== Dataset extract

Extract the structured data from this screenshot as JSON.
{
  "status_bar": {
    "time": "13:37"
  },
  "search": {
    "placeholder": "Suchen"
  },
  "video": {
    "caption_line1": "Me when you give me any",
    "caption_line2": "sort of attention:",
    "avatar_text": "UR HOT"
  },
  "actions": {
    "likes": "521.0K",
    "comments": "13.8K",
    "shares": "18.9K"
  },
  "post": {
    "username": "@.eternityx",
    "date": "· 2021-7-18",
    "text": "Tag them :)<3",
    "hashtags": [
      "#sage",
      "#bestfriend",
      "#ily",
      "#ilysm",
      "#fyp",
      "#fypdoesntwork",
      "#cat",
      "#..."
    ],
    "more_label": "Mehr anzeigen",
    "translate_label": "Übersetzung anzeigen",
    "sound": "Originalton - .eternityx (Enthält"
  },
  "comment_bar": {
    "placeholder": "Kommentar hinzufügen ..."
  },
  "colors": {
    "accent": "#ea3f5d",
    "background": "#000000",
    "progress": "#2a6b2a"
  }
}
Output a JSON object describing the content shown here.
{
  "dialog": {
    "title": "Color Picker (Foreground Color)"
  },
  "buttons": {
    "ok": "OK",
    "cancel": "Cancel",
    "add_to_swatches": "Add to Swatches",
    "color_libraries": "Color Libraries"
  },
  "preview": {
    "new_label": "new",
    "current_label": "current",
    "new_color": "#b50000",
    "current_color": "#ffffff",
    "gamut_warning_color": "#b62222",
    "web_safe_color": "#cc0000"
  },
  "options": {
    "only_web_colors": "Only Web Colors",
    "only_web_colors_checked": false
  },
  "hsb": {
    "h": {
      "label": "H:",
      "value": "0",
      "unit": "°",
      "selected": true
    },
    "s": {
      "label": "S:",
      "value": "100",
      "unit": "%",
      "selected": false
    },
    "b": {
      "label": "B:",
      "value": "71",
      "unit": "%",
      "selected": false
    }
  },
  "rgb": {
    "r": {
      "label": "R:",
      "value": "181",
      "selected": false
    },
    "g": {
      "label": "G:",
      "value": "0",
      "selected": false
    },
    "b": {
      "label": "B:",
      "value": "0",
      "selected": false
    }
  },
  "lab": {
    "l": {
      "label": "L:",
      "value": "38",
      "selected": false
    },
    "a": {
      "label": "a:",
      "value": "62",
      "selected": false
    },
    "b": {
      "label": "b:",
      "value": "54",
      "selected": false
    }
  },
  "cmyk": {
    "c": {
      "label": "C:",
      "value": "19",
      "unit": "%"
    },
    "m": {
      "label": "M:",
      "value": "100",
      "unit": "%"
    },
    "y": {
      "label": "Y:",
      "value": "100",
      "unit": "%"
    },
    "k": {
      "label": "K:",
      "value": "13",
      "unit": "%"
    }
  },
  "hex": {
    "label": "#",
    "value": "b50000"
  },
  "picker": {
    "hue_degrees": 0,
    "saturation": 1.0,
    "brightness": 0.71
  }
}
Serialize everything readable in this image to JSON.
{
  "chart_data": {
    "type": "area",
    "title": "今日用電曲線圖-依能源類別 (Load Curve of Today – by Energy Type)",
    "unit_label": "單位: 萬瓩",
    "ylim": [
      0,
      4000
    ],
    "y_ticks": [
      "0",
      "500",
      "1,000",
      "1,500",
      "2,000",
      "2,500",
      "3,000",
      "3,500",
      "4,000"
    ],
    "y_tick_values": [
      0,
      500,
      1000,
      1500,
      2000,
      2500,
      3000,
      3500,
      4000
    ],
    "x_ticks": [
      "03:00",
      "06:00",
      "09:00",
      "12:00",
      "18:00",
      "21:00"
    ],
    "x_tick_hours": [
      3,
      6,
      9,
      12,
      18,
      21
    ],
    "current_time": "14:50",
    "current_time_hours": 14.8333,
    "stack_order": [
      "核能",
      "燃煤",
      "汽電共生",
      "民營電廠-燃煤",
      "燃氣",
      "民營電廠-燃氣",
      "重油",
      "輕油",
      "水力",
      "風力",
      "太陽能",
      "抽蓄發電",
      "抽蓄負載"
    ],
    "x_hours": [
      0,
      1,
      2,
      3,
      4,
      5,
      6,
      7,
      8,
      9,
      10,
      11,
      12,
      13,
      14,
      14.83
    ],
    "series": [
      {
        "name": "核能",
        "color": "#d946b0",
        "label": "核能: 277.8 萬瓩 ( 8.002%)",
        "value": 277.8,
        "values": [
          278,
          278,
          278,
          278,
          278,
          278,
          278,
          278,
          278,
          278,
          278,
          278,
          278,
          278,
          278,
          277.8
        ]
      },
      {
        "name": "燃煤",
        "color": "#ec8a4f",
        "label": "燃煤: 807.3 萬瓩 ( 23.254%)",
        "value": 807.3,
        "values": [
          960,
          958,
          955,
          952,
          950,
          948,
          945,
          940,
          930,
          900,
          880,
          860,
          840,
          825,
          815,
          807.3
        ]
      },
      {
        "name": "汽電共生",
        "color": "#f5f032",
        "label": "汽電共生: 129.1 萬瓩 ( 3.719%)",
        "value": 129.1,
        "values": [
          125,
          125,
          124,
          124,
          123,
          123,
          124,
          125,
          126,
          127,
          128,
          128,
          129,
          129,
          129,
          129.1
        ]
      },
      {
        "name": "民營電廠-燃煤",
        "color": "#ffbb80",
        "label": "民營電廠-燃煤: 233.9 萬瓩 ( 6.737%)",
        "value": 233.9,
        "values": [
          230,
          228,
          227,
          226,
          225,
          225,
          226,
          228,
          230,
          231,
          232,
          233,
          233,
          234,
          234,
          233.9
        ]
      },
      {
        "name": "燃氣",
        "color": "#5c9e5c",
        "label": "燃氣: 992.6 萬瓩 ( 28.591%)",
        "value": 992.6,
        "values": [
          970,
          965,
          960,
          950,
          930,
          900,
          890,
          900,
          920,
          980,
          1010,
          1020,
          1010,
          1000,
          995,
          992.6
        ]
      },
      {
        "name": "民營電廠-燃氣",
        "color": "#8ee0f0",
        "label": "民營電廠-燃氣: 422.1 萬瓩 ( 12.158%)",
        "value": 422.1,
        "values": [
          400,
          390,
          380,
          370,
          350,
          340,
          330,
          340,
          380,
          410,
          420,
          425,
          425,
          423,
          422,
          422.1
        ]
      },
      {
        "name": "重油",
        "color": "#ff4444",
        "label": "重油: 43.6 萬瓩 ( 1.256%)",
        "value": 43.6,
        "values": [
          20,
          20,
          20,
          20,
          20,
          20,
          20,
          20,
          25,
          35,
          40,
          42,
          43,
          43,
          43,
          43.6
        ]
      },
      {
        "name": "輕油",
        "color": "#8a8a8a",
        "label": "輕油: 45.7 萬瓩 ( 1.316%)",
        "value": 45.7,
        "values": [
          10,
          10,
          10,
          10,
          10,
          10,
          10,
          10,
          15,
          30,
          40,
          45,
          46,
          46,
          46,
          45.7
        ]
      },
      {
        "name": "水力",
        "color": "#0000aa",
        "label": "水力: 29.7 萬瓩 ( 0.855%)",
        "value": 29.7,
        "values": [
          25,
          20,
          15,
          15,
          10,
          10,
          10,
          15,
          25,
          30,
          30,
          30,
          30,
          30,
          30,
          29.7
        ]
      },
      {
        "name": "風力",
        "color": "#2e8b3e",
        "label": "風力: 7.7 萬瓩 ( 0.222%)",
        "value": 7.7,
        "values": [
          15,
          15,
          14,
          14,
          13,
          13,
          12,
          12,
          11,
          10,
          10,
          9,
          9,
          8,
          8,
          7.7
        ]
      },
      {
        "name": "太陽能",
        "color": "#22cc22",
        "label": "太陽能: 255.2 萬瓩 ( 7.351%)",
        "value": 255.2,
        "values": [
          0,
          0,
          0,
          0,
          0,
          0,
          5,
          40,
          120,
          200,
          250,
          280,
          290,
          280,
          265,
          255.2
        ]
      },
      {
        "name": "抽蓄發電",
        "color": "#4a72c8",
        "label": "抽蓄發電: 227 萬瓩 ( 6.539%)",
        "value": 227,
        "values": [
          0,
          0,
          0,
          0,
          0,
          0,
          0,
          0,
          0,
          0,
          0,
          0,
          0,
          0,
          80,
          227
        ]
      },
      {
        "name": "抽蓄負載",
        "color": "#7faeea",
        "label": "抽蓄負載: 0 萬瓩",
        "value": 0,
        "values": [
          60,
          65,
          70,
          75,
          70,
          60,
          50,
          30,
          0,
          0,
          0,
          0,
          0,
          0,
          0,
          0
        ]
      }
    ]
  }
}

====

| Given instruction |
All lines above with "title" in them should be returned.

| Result below |
    "title": "Color Picker (Foreground Color)"
    "title": "今日用電曲線圖-依能源類別 (Load Curve of Today – by Energy Type)",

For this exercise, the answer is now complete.